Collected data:
>> BEGIN

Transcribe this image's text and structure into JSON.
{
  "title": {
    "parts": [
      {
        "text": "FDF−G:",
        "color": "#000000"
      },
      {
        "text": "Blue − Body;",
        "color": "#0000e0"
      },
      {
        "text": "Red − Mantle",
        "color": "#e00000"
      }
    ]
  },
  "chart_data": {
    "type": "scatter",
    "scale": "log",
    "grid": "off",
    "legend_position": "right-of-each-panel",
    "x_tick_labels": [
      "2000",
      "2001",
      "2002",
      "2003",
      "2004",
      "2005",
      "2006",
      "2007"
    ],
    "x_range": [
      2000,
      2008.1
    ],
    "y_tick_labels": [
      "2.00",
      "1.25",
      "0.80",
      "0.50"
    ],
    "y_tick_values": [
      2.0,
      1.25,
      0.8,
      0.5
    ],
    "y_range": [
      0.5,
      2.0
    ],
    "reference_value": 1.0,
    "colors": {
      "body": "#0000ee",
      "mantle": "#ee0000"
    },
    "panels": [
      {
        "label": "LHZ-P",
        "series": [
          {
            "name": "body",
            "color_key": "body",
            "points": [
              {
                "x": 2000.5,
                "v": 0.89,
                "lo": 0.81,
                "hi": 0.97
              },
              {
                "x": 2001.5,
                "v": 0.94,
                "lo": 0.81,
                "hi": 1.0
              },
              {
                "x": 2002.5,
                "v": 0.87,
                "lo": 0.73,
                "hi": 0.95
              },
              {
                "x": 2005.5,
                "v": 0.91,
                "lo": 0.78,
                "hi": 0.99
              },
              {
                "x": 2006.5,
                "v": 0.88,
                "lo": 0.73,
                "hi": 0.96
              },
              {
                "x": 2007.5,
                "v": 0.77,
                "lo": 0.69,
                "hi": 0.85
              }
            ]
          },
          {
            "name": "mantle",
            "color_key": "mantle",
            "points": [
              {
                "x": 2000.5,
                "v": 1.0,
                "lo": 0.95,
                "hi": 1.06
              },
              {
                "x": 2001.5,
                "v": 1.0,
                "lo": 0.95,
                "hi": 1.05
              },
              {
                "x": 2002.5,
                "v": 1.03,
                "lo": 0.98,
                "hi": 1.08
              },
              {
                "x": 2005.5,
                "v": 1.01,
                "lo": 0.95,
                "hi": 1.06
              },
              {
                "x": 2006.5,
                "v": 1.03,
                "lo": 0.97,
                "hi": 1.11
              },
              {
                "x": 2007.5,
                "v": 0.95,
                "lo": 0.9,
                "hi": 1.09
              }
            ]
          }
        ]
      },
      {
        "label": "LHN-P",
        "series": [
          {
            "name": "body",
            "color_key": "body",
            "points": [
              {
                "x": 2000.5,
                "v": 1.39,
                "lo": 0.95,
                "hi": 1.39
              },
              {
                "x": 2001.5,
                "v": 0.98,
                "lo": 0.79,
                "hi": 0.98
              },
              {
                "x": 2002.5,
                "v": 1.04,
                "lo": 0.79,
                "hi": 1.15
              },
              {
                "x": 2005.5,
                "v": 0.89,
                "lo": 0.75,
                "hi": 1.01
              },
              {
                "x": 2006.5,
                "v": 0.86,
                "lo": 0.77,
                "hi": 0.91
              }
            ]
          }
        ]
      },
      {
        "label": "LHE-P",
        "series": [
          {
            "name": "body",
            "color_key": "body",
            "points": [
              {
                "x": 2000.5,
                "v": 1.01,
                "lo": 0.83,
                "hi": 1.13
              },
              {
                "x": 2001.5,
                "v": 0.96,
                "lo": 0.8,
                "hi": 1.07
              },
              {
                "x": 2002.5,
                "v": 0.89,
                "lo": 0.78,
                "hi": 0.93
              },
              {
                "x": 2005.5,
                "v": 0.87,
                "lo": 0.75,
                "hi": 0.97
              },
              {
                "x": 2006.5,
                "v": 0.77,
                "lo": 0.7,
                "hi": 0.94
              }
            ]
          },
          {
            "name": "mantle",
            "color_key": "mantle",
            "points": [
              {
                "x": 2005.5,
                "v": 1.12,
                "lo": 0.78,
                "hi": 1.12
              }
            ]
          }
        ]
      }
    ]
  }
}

>> END

Work to do: Identify the lines of the data that contain the word "text". Copy each of them.

The reply:
Transcribe this image's text and structure into JSON.
        "text": "FDF−G:",
        "text": "Blue − Body;",
        "text": "Red − Mantle",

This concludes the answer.